*Task to complete*
Copy out every line that contains the word "любит".

*Exercise material*
====

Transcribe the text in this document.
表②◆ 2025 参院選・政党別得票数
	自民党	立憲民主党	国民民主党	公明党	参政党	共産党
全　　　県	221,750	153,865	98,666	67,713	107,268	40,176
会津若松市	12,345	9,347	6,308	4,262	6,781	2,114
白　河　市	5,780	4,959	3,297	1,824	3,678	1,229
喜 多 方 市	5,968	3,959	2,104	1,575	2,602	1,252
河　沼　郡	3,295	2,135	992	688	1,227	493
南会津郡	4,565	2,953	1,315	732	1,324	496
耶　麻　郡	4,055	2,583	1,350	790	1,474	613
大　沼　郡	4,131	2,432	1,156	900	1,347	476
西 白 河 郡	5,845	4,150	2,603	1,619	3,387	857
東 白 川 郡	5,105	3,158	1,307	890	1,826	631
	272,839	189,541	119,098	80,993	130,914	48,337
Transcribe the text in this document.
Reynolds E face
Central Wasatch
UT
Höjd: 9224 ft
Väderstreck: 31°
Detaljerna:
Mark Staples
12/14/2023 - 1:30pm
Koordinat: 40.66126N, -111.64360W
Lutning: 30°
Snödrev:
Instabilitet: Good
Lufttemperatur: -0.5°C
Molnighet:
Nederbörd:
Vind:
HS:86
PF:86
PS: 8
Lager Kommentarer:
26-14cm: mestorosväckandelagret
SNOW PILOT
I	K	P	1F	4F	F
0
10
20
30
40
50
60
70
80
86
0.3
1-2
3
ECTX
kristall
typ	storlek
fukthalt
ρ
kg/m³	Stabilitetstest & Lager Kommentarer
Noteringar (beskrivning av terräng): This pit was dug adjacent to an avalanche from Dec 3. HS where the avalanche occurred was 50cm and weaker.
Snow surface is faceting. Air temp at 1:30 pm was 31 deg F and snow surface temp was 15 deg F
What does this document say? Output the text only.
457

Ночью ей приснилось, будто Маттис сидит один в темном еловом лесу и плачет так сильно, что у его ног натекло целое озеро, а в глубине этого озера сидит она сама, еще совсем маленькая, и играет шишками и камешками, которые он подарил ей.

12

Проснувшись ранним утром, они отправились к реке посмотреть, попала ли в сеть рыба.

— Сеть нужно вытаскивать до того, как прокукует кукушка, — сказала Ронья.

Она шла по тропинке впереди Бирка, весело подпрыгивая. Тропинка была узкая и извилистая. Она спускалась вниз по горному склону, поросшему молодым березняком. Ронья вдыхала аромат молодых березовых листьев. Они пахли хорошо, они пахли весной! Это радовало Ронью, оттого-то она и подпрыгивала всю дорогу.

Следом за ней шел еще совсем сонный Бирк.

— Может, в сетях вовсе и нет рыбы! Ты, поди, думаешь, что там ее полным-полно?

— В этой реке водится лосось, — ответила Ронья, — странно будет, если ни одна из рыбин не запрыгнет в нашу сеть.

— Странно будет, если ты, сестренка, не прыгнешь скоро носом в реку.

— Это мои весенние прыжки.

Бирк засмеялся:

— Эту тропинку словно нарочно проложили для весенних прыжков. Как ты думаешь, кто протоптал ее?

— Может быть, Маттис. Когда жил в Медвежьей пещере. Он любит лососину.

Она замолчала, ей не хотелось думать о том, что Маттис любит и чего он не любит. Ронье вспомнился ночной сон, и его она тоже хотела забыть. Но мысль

====

*Task answer*
— Может быть, Маттис. Когда жил в Медвежьей пещере. Он любит лососину.
Она замолчала, ей не хотелось думать о том, что Маттис любит и чего он не любит. Ронье вспомнился ночной сон, и его она тоже хотела забыть. Но мысль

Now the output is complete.